## begin

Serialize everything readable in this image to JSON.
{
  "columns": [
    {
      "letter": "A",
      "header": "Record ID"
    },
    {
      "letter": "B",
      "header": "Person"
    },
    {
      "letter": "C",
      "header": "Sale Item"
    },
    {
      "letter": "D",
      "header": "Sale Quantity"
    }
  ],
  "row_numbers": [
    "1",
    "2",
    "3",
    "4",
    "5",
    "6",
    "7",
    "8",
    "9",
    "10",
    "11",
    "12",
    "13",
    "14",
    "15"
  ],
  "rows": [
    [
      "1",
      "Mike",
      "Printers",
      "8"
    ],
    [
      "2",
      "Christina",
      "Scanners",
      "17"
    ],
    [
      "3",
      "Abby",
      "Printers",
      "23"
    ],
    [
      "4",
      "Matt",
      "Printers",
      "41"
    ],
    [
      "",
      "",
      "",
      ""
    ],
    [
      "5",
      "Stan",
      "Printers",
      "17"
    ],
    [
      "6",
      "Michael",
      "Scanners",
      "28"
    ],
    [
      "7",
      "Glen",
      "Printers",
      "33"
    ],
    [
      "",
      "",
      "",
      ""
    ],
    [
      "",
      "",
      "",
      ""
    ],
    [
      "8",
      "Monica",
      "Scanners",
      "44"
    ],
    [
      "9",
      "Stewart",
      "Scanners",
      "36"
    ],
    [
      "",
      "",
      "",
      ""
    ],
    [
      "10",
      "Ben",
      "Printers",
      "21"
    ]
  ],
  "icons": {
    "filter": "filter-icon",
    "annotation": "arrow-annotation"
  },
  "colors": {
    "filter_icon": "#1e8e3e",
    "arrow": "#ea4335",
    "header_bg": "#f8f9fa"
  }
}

## end

**GIVEN INSTRUCTION:**
Reproduce the records word for word.

**RESULT FOR THIS EXERCISE:**
Serialize everything readable in this image to JSON.
{
  "columns": [
    {
      "letter": "A",
      "header": "Record ID"
    },
    {
      "letter": "B",
      "header": "Person"
    },
    {
      "letter": "C",
      "header": "Sale Item"
    },
    {
      "letter": "D",
      "header": "Sale Quantity"
    }
  ],
  "row_numbers": [
    "1",
    "2",
    "3",
    "4",
    "5",
    "6",
    "7",
    "8",
    "9",
    "10",
    "11",
    "12",
    "13",
    "14",
    "15"
  ],
  "rows": [
    [
      "1",
      "Mike",
      "Printers",
      "8"
    ],
    [
      "2",
      "Christina",
      "Scanners",
      "17"
    ],
    [
      "3",
      "Abby",
      "Printers",
      "23"
    ],
    [
      "4",
      "Matt",
      "Printers",
      "41"
    ],
    [
      "",
      "",
      "",
      ""
    ],
    [
      "5",
      "Stan",
      "Printers",
      "17"
    ],
    [
      "6",
      "Michael",
      "Scanners",
      "28"
    ],
    [
      "7",
      "Glen",
      "Printers",
      "33"
    ],
    [
      "",
      "",
      "",
      ""
    ],
    [
      "",
      "",
      "",
      ""
    ],
    [
      "8",
      "Monica",
      "Scanners",
      "44"
    ],
    [
      "9",
      "Stewart",
      "Scanners",
      "36"
    ],
    [
      "",
      "",
      "",
      ""
    ],
    [
      "10",
      "Ben",
      "Printers",
      "21"
    ]
  ],
  "icons": {
    "filter": "filter-icon",
    "annotation": "arrow-annotation"
  },
  "colors": {
    "filter_icon": "#1e8e3e",
    "arrow": "#ea4335",
    "header_bg": "#f8f9fa"
  }
}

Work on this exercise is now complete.